TO BE DONE: Copy the data below line for line without changing anything, and leave the pictures out of your copy.

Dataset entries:
__________
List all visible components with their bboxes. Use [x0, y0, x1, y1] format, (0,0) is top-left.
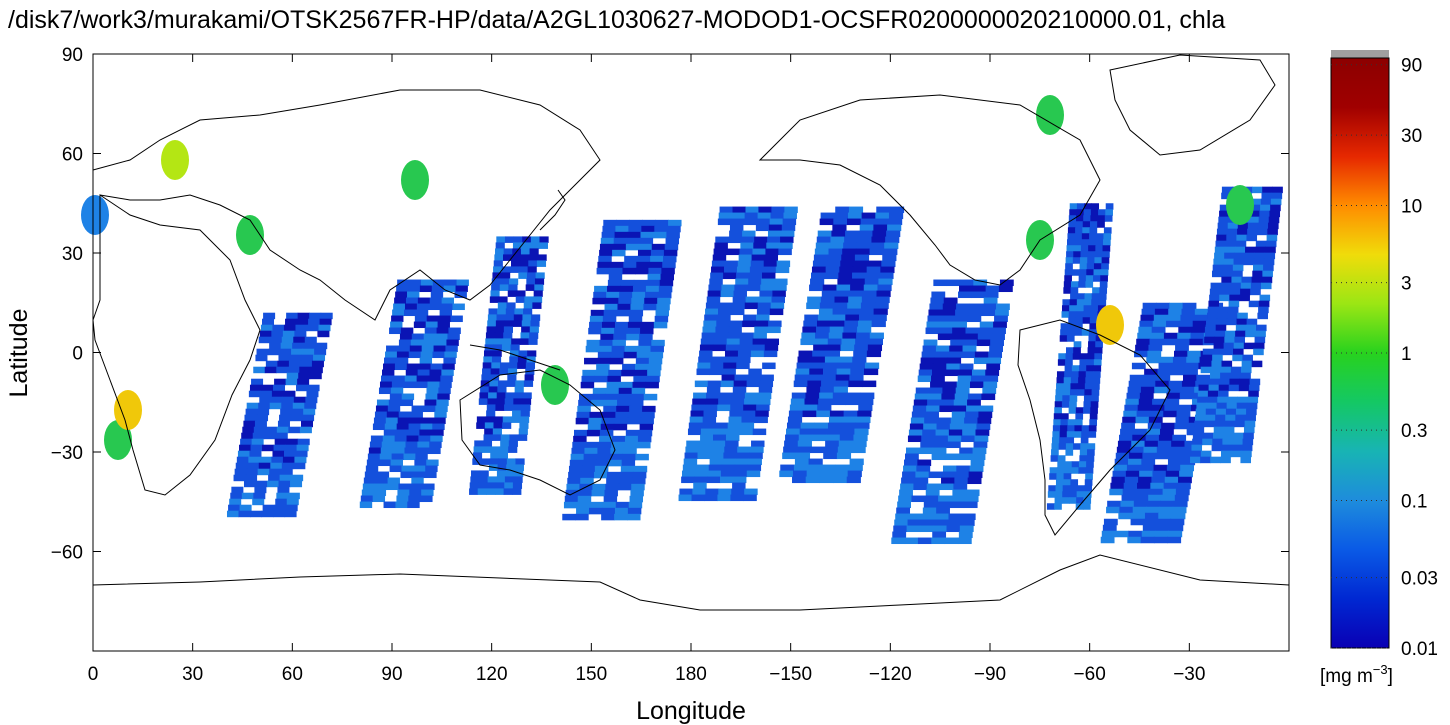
- coastline-africa: [92, 194, 261, 496]
- colorbar-ticks: 90 30 10 3 1 0.3 0.1 0.03 0.01: [1331, 56, 1438, 660]
- y-tick-label: −60: [51, 543, 83, 564]
- x-tick-label: 120: [476, 664, 508, 685]
- colorbar-tick-label: 0.01: [1401, 639, 1438, 660]
- x-tick-label: −150: [769, 664, 812, 685]
- y-tick-label: 30: [62, 244, 83, 265]
- plot-title: /disk7/work3/murakami/OTSK2567FR-HP/data…: [8, 6, 1226, 34]
- colorbar-tick-label: 0.03: [1401, 569, 1438, 590]
- colorbar: [1330, 57, 1390, 649]
- coastline-south-america: [1017, 319, 1171, 536]
- swath: [891, 279, 1014, 545]
- colorbar-tick-label: 10: [1401, 197, 1422, 218]
- coastline-australia: [459, 369, 616, 496]
- x-axis-ticks: 0 30 60 90 120 150 180 −150 −120 −90 −60 −30: [88, 54, 1205, 685]
- x-axis-title: Longitude: [636, 697, 746, 725]
- colorbar-tick-label: 1: [1401, 344, 1412, 365]
- coastal-chla-patch: [114, 390, 142, 430]
- y-tick-label: 0: [72, 344, 83, 365]
- colorbar-unit: [mg m−3]: [1320, 662, 1393, 687]
- y-tick-label: −30: [51, 443, 83, 464]
- coastline-north-america: [758, 94, 1101, 286]
- coastal-chla-patch: [236, 215, 264, 255]
- x-tick-label: 150: [575, 664, 607, 685]
- x-tick-label: 30: [182, 664, 203, 685]
- y-tick-label: 60: [62, 145, 83, 166]
- colorbar-tick-label: 0.3: [1401, 421, 1427, 442]
- coastal-chla-patch: [541, 365, 569, 405]
- y-axis-ticks: 90 60 30 0 −30 −60: [51, 45, 1289, 564]
- swath: [1100, 302, 1224, 544]
- y-axis-title: Latitude: [5, 309, 33, 398]
- colorbar-tick-label: 0.1: [1401, 492, 1427, 513]
- x-tick-label: 90: [381, 664, 402, 685]
- colorbar-tick-label: 90: [1401, 56, 1422, 77]
- coastal-chla-patch: [161, 140, 189, 180]
- swath: [779, 206, 905, 484]
- x-tick-label: −30: [1173, 664, 1205, 685]
- coastal-chla-patch: [104, 420, 132, 460]
- coastline-indonesia: [469, 344, 561, 371]
- swath: [678, 206, 798, 502]
- swath: [469, 236, 549, 495]
- coastal-chla-patch: [1226, 185, 1254, 225]
- swath: [1046, 203, 1114, 510]
- chlorophyll-swaths: [81, 95, 1283, 545]
- x-tick-label: 0: [88, 664, 99, 685]
- coastline-greenland: [1109, 54, 1276, 156]
- coastline-eurasia: [92, 89, 601, 321]
- coastline-japan: [539, 189, 566, 231]
- x-tick-label: −60: [1074, 664, 1106, 685]
- coastlines: [92, 54, 1290, 611]
- coastal-chla-patch: [81, 195, 109, 235]
- coastal-chla-patch: [1096, 305, 1124, 345]
- colorbar-tick-label: 30: [1401, 126, 1422, 147]
- x-tick-label: 180: [675, 664, 707, 685]
- swath: [562, 219, 682, 521]
- swath: [226, 312, 333, 518]
- colorbar-tick-label: 3: [1401, 274, 1412, 295]
- coastal-chla-patch: [1036, 95, 1064, 135]
- x-tick-label: 60: [282, 664, 303, 685]
- swath: [359, 279, 469, 509]
- x-tick-label: −90: [974, 664, 1006, 685]
- y-tick-label: 90: [62, 45, 83, 66]
- colorbar-over-cap: [1331, 50, 1389, 58]
- coastal-chla-patch: [401, 160, 429, 200]
- x-tick-label: −120: [869, 664, 912, 685]
- coastline-antarctica: [92, 554, 1290, 611]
__________
OUTPUT OF THE TASK:
List all visible components with their bboxes. Use [x0, y0, x1, y1] format, (0,0) is top-left.
- coastline-africa: [92, 194, 261, 496]
- colorbar-ticks: 90 30 10 3 1 0.3 0.1 0.03 0.01: [1331, 56, 1438, 660]
- y-tick-label: −60: [51, 543, 83, 564]
- x-tick-label: 120: [476, 664, 508, 685]
- colorbar-tick-label: 0.01: [1401, 639, 1438, 660]
- x-tick-label: −150: [769, 664, 812, 685]
- y-tick-label: 30: [62, 244, 83, 265]
- plot-title: /disk7/work3/murakami/OTSK2567FR-HP/data…: [8, 6, 1226, 34]
- colorbar-tick-label: 0.03: [1401, 569, 1438, 590]
- colorbar: [1330, 57, 1390, 649]
- coastline-south-america: [1017, 319, 1171, 536]
- swath: [891, 279, 1014, 545]
- colorbar-tick-label: 10: [1401, 197, 1422, 218]
- coastline-australia: [459, 369, 616, 496]
- x-axis-ticks: 0 30 60 90 120 150 180 −150 −120 −90 −60 −30: [88, 54, 1205, 685]
- x-axis-title: Longitude: [636, 697, 746, 725]
- colorbar-tick-label: 1: [1401, 344, 1412, 365]
- coastal-chla-patch: [114, 390, 142, 430]
- y-tick-label: 0: [72, 344, 83, 365]
- colorbar-unit: [mg m−3]: [1320, 662, 1393, 687]
- y-tick-label: −30: [51, 443, 83, 464]
- coastline-north-america: [758, 94, 1101, 286]
- coastal-chla-patch: [236, 215, 264, 255]
- x-tick-label: 150: [575, 664, 607, 685]
- x-tick-label: 30: [182, 664, 203, 685]
- y-tick-label: 60: [62, 145, 83, 166]
- colorbar-tick-label: 0.3: [1401, 421, 1427, 442]
- coastal-chla-patch: [541, 365, 569, 405]
- y-axis-ticks: 90 60 30 0 −30 −60: [51, 45, 1289, 564]
- swath: [1100, 302, 1224, 544]
- y-axis-title: Latitude: [5, 309, 33, 398]
- colorbar-tick-label: 0.1: [1401, 492, 1427, 513]
- x-tick-label: 90: [381, 664, 402, 685]
- colorbar-tick-label: 90: [1401, 56, 1422, 77]
- coastal-chla-patch: [161, 140, 189, 180]
- swath: [779, 206, 905, 484]
- x-tick-label: −30: [1173, 664, 1205, 685]
- coastal-chla-patch: [104, 420, 132, 460]
- coastline-indonesia: [469, 344, 561, 371]
- swath: [678, 206, 798, 502]
- swath: [469, 236, 549, 495]
- coastal-chla-patch: [1226, 185, 1254, 225]
- swath: [1046, 203, 1114, 510]
- chlorophyll-swaths: [81, 95, 1283, 545]
- x-tick-label: 0: [88, 664, 99, 685]
- coastline-greenland: [1109, 54, 1276, 156]
- coastline-eurasia: [92, 89, 601, 321]
- coastline-japan: [539, 189, 566, 231]
- x-tick-label: −60: [1074, 664, 1106, 685]
- coastlines: [92, 54, 1290, 611]
- coastal-chla-patch: [81, 195, 109, 235]
- coastal-chla-patch: [1096, 305, 1124, 345]
- colorbar-tick-label: 30: [1401, 126, 1422, 147]
- x-tick-label: 180: [675, 664, 707, 685]
- swath: [562, 219, 682, 521]
- swath: [226, 312, 333, 518]
- colorbar-tick-label: 3: [1401, 274, 1412, 295]
- coastal-chla-patch: [1036, 95, 1064, 135]
- x-tick-label: 60: [282, 664, 303, 685]
- swath: [359, 279, 469, 509]
- x-tick-label: −90: [974, 664, 1006, 685]
- y-tick-label: 90: [62, 45, 83, 66]
- colorbar-over-cap: [1331, 50, 1389, 58]
- coastal-chla-patch: [401, 160, 429, 200]
- x-tick-label: −120: [869, 664, 912, 685]
- coastline-antarctica: [92, 554, 1290, 611]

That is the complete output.